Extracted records
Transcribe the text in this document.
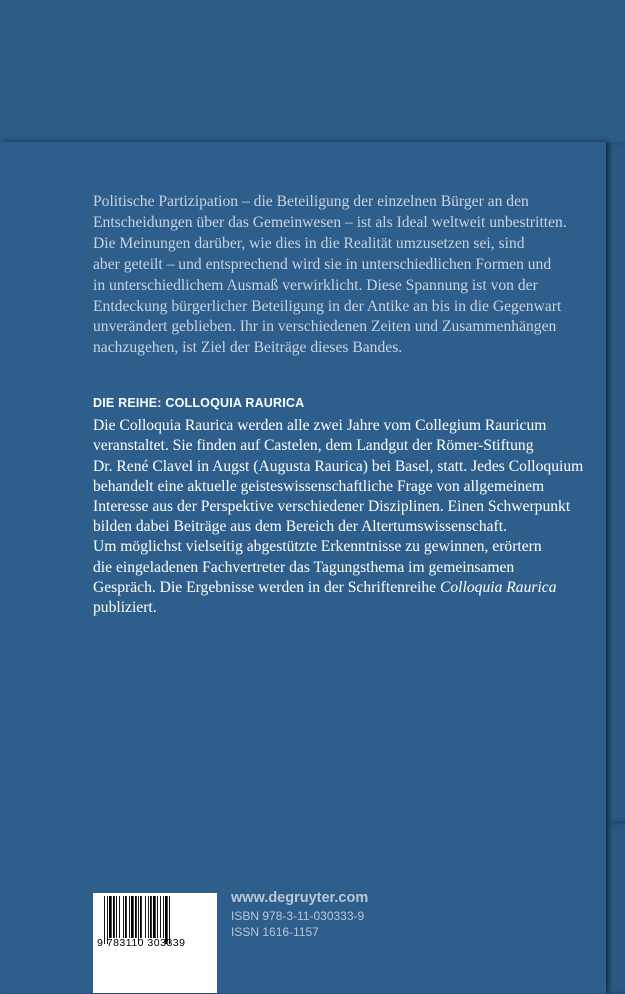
Politische Partizipation – die Beteiligung der einzelnen Bürger an den
Entscheidungen über das Gemeinwesen – ist als Ideal weltweit unbestritten.
Die Meinungen darüber, wie dies in die Realität umzusetzen sei, sind
aber geteilt – und entsprechend wird sie in unterschiedlichen Formen und
in unterschiedlichem Ausmaß verwirklicht. Diese Spannung ist von der
Entdeckung bürgerlicher Beteiligung in der Antike an bis in die Gegenwart
unverändert geblieben. Ihr in verschiedenen Zeiten und Zusammenhängen
nachzugehen, ist Ziel der Beiträge dieses Bandes.
DIE REIHE: COLLOQUIA RAURICA
Die Colloquia Raurica werden alle zwei Jahre vom Collegium Rauricum
veranstaltet. Sie finden auf Castelen, dem Landgut der Römer-Stiftung
Dr. René Clavel in Augst (Augusta Raurica) bei Basel, statt. Jedes Colloquium
behandelt eine aktuelle geisteswissenschaftliche Frage von allgemeinem
Interesse aus der Perspektive verschiedener Disziplinen. Einen Schwerpunkt
bilden dabei Beiträge aus dem Bereich der Altertumswissenschaft.
Um möglichst vielseitig abgestützte Erkenntnisse zu gewinnen, erörtern
die eingeladenen Fachvertreter das Tagungsthema im gemeinsamen
Gespräch. Die Ergebnisse werden in der Schriftenreihe Colloquia Raurica
publiziert.
9 783110 303339
www.degruyter.com
ISBN 978-3-11-030333-9
ISSN 1616-1157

## TASK DESCRIPTION
Repeat all the data as it stands, dropping any images it holds.

## CORRECT OUTPUT
Transcribe the text in this document.
Politische Partizipation – die Beteiligung der einzelnen Bürger an den
Entscheidungen über das Gemeinwesen – ist als Ideal weltweit unbestritten.
Die Meinungen darüber, wie dies in die Realität umzusetzen sei, sind
aber geteilt – und entsprechend wird sie in unterschiedlichen Formen und
in unterschiedlichem Ausmaß verwirklicht. Diese Spannung ist von der
Entdeckung bürgerlicher Beteiligung in der Antike an bis in die Gegenwart
unverändert geblieben. Ihr in verschiedenen Zeiten und Zusammenhängen
nachzugehen, ist Ziel der Beiträge dieses Bandes.
DIE REIHE: COLLOQUIA RAURICA
Die Colloquia Raurica werden alle zwei Jahre vom Collegium Rauricum
veranstaltet. Sie finden auf Castelen, dem Landgut der Römer-Stiftung
Dr. René Clavel in Augst (Augusta Raurica) bei Basel, statt. Jedes Colloquium
behandelt eine aktuelle geisteswissenschaftliche Frage von allgemeinem
Interesse aus der Perspektive verschiedener Disziplinen. Einen Schwerpunkt
bilden dabei Beiträge aus dem Bereich der Altertumswissenschaft.
Um möglichst vielseitig abgestützte Erkenntnisse zu gewinnen, erörtern
die eingeladenen Fachvertreter das Tagungsthema im gemeinsamen
Gespräch. Die Ergebnisse werden in der Schriftenreihe Colloquia Raurica
publiziert.
9 783110 303339
www.degruyter.com
ISBN 978-3-11-030333-9
ISSN 1616-1157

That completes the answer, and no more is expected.